Pull out every line of the listing below where "силовые" appears.

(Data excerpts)
— START —
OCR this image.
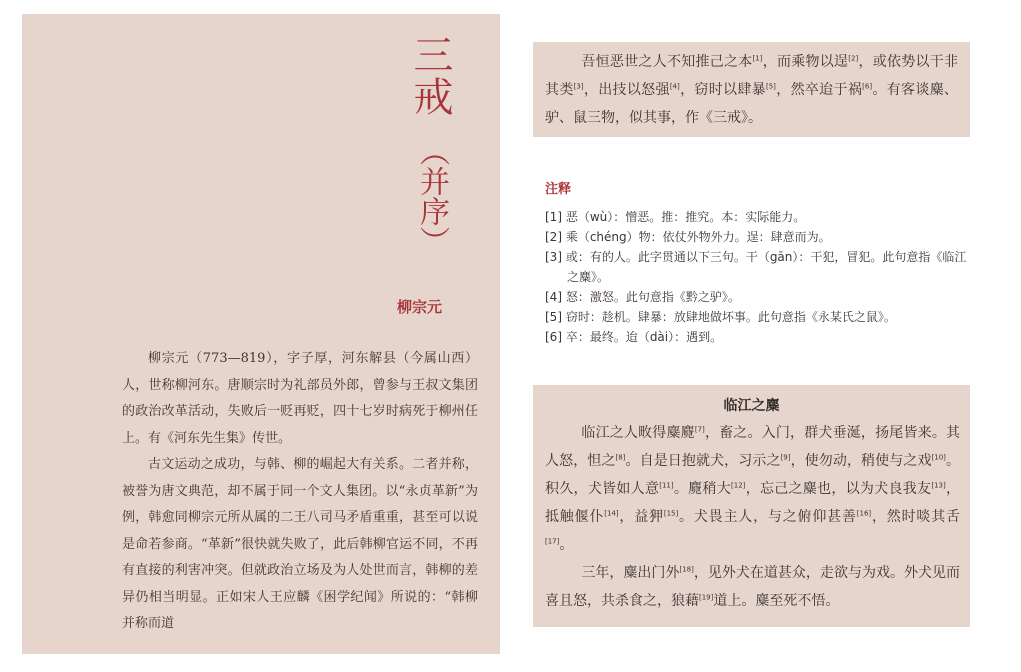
三戒
（并序）
柳宗元

柳宗元（773—819），字子厚，河东解县（今属山西）人，世称柳河东。唐顺宗时为礼部员外郎，曾参与王叔文集团的政治改革活动，失败后一贬再贬，四十七岁时病死于柳州任上。有《河东先生集》传世。

古文运动之成功，与韩、柳的崛起大有关系。二者并称，被誉为唐文典范，却不属于同一个文人集团。以“永贞革新”为例，韩愈同柳宗元所从属的二王八司马矛盾重重，甚至可以说是命若参商。“革新”很快就失败了，此后韩柳官运不同，不再有直接的利害冲突。但就政治立场及为人处世而言，韩柳的差异仍相当明显。正如宋人王应麟《困学纪闻》所说的：“韩柳并称而道

吾恒恶世之人不知推己之本[1]，而乘物以逞[2]，或依势以干非其类[3]，出技以怒强[4]，窃时以肆暴[5]，然卒迨于祸[6]。有客谈麋、驴、鼠三物，似其事，作《三戒》。

注释
[1] 恶（wù）：憎恶。推：推究。本：实际能力。
[2] 乘（chéng）物：依仗外物外力。逞：肆意而为。
[3] 或：有的人。此字贯通以下三句。干（gān）：干犯，冒犯。此句意指《临江之麋》。
[4] 怒：激怒。此句意指《黔之驴》。
[5] 窃时：趁机。肆暴：放肆地做坏事。此句意指《永某氏之鼠》。
[6] 卒：最终。迨（dài）：遇到。
临江之麋

临江之人畋得麋麑[7]，畜之。入门，群犬垂涎，扬尾皆来。其人怒，怛之[8]。自是日抱就犬，习示之[9]，使勿动，稍使与之戏[10]。积久，犬皆如人意[11]。麑稍大[12]，忘己之麋也，以为犬良我友[13]，抵触偃仆[14]，益狎[15]。犬畏主人，与之俯仰甚善[16]，然时啖其舌[17]。

三年，麋出门外[18]，见外犬在道甚众，走欲与为戏。外犬见而喜且怒，共杀食之，狼藉[19]道上。麋至死不悟。
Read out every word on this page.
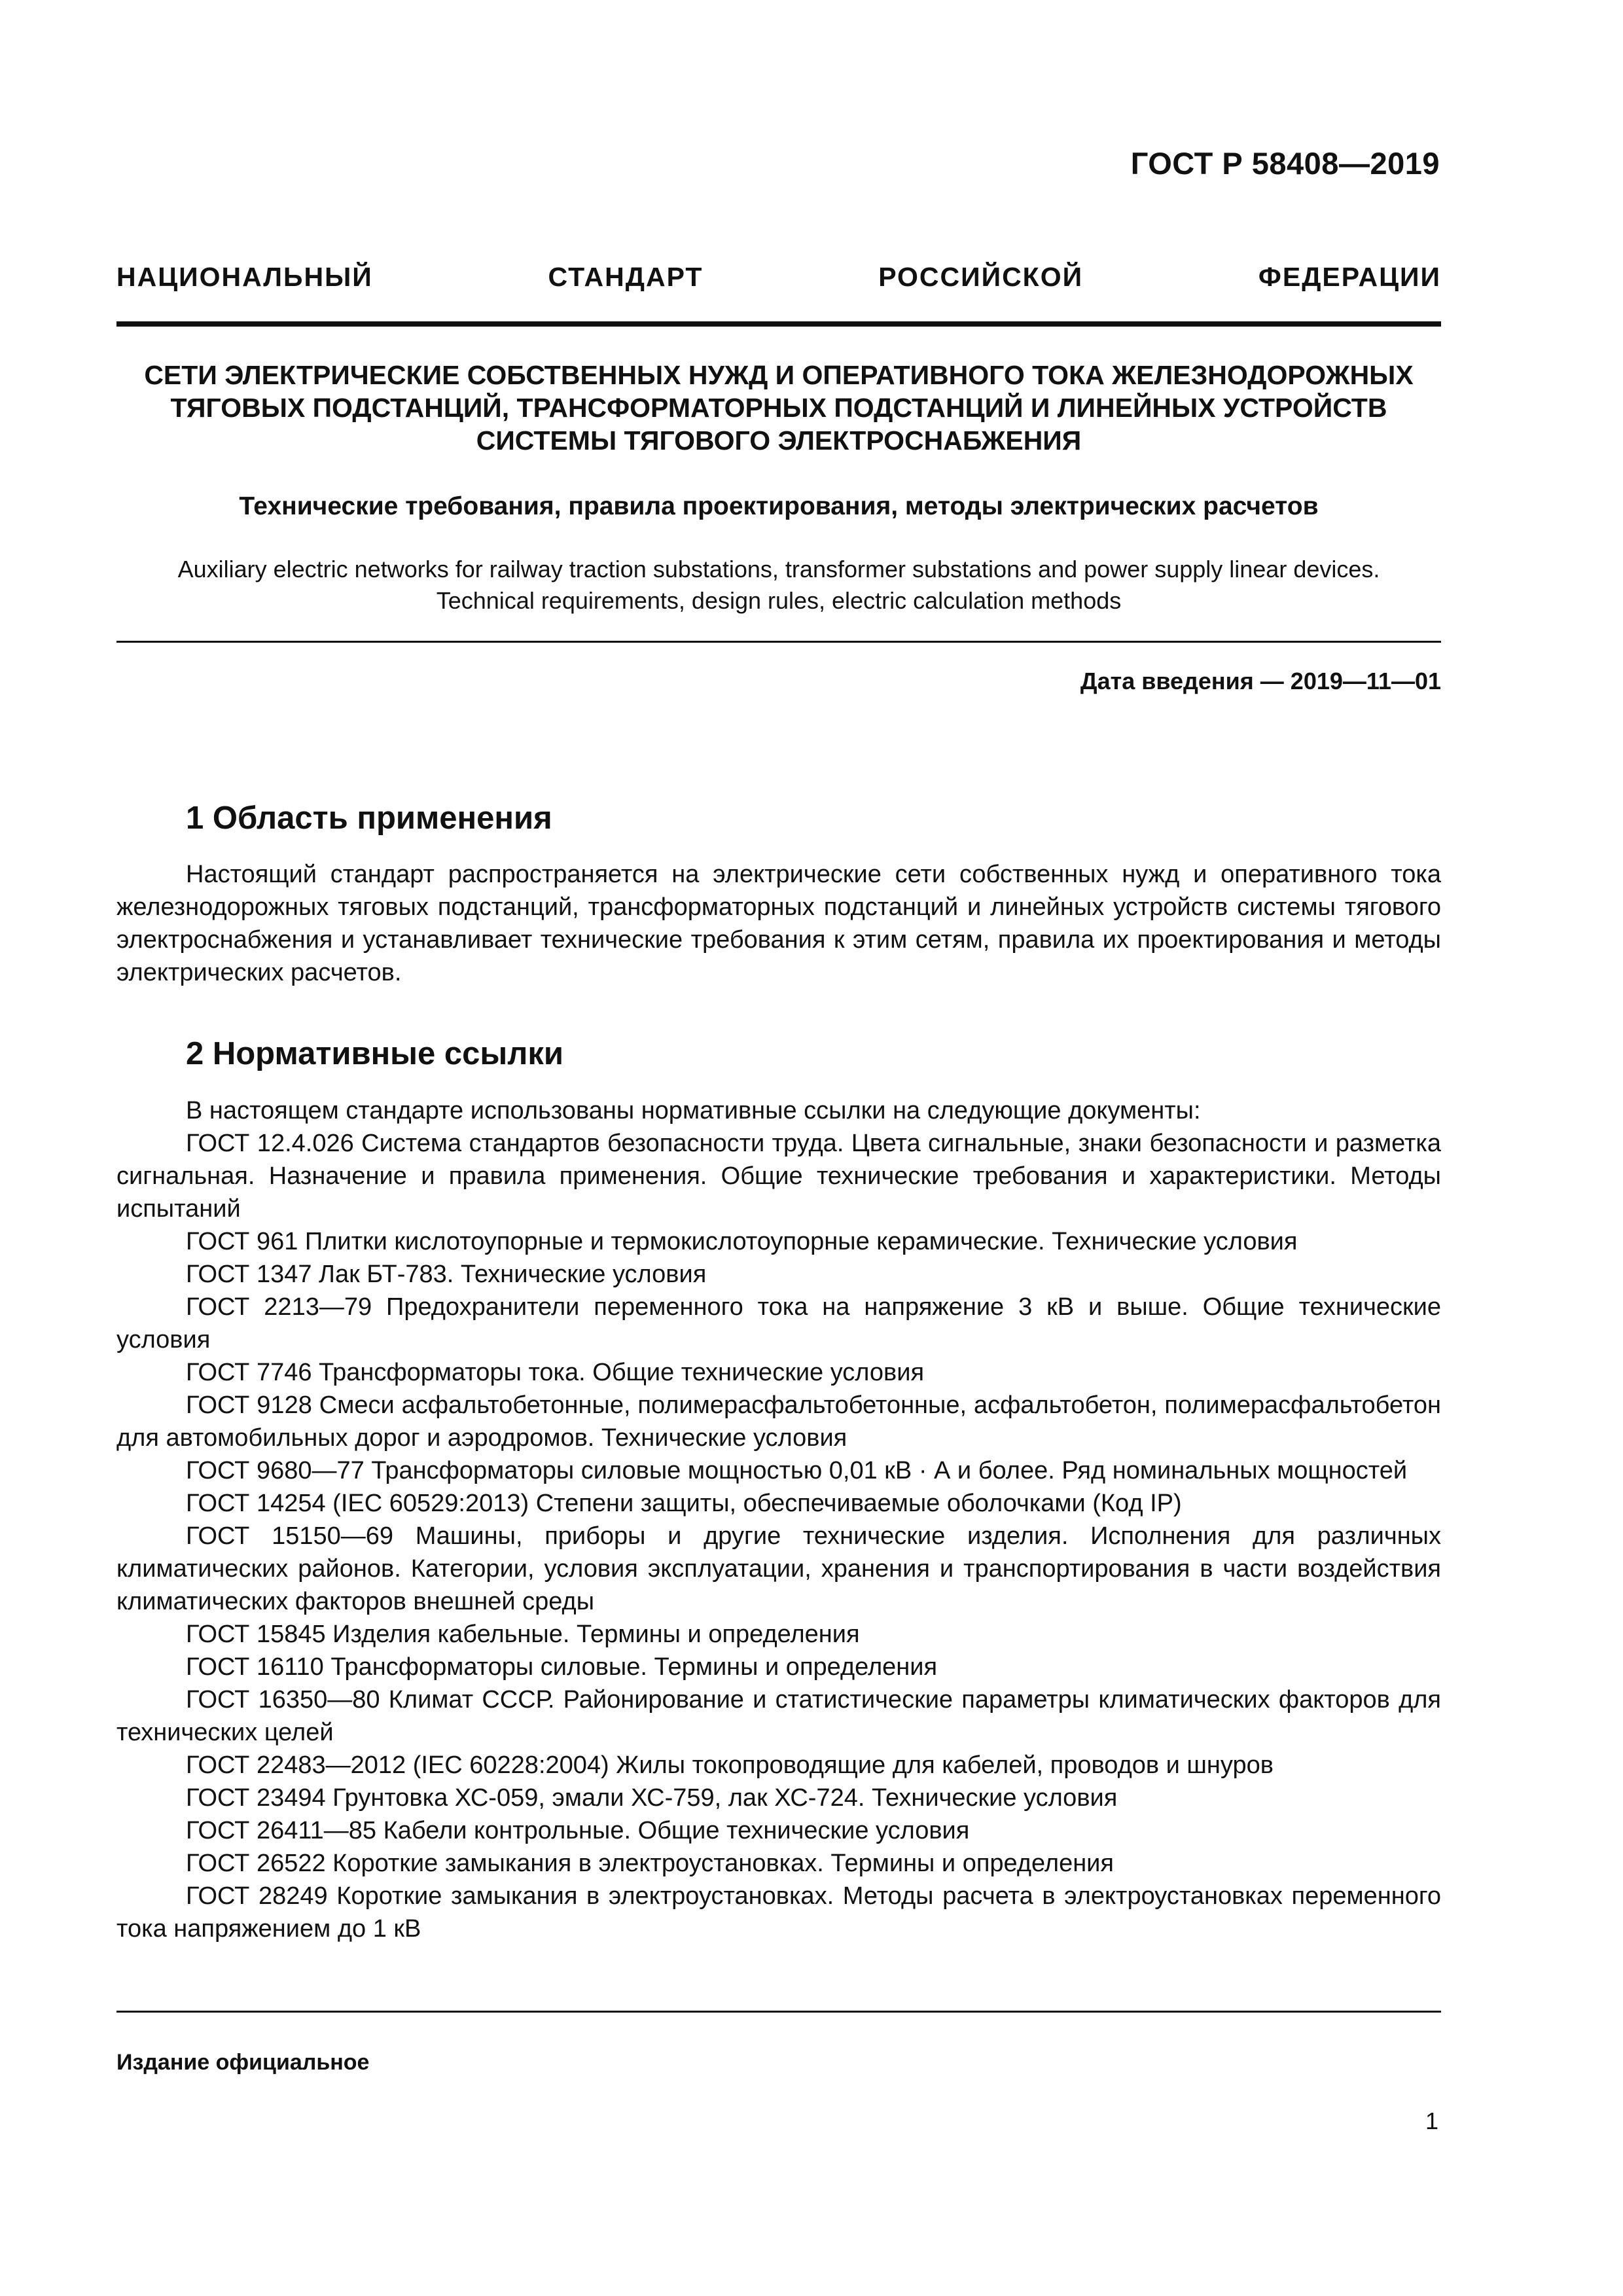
ГОСТ Р 58408—2019
НАЦИОНАЛЬНЫЙ СТАНДАРТ РОССИЙСКОЙ ФЕДЕРАЦИИ
СЕТИ ЭЛЕКТРИЧЕСКИЕ СОБСТВЕННЫХ НУЖД И ОПЕРАТИВНОГО ТОКА ЖЕЛЕЗНОДОРОЖНЫХ
ТЯГОВЫХ ПОДСТАНЦИЙ, ТРАНСФОРМАТОРНЫХ ПОДСТАНЦИЙ И ЛИНЕЙНЫХ УСТРОЙСТВ
СИСТЕМЫ ТЯГОВОГО ЭЛЕКТРОСНАБЖЕНИЯ
Технические требования, правила проектирования, методы электрических расчетов
Auxiliary electric networks for railway traction substations, transformer substations and power supply linear devices.
Technical requirements, design rules, electric calculation methods
Дата введения — 2019—11—01
1 Область применения

Настоящий стандарт распространяется на электрические сети собственных нужд и оперативного тока железнодорожных тяговых подстанций, трансформаторных подстанций и линейных устройств системы тягового электроснабжения и устанавливает технические требования к этим сетям, правила их проектирования и методы электрических расчетов.

2 Нормативные ссылки

В настоящем стандарте использованы нормативные ссылки на следующие документы:

ГОСТ 12.4.026 Система стандартов безопасности труда. Цвета сигнальные, знаки безопасности и разметка сигнальная. Назначение и правила применения. Общие технические требования и характеристики. Методы испытаний

ГОСТ 961 Плитки кислотоупорные и термокислотоупорные керамические. Технические условия

ГОСТ 1347 Лак БТ-783. Технические условия

ГОСТ 2213—79 Предохранители переменного тока на напряжение 3 кВ и выше. Общие технические условия

ГОСТ 7746 Трансформаторы тока. Общие технические условия

ГОСТ 9128 Смеси асфальтобетонные, полимерасфальтобетонные, асфальтобетон, полимерасфальтобетон для автомобильных дорог и аэродромов. Технические условия

ГОСТ 9680—77 Трансформаторы силовые мощностью 0,01 кВ · А и более. Ряд номинальных мощностей

ГОСТ 14254 (IEC 60529:2013) Степени защиты, обеспечиваемые оболочками (Код IP)

ГОСТ 15150—69 Машины, приборы и другие технические изделия. Исполнения для различных климатических районов. Категории, условия эксплуатации, хранения и транспортирования в части воздействия климатических факторов внешней среды

ГОСТ 15845 Изделия кабельные. Термины и определения

ГОСТ 16110 Трансформаторы силовые. Термины и определения

ГОСТ 16350—80 Климат СССР. Районирование и статистические параметры климатических факторов для технических целей

ГОСТ 22483—2012 (IEC 60228:2004) Жилы токопроводящие для кабелей, проводов и шнуров

ГОСТ 23494 Грунтовка ХС-059, эмали ХС-759, лак ХС-724. Технические условия

ГОСТ 26411—85 Кабели контрольные. Общие технические условия

ГОСТ 26522 Короткие замыкания в электроустановках. Термины и определения

ГОСТ 28249 Короткие замыкания в электроустановках. Методы расчета в электроустановках переменного тока напряжением до 1 кВ

Издание официальное
1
— END —
**Task answer:**
ГОСТ 9680—77 Трансформаторы силовые мощностью 0,01 кВ · А и более. Ряд номинальных мощностей
ГОСТ 16110 Трансформаторы силовые. Термины и определения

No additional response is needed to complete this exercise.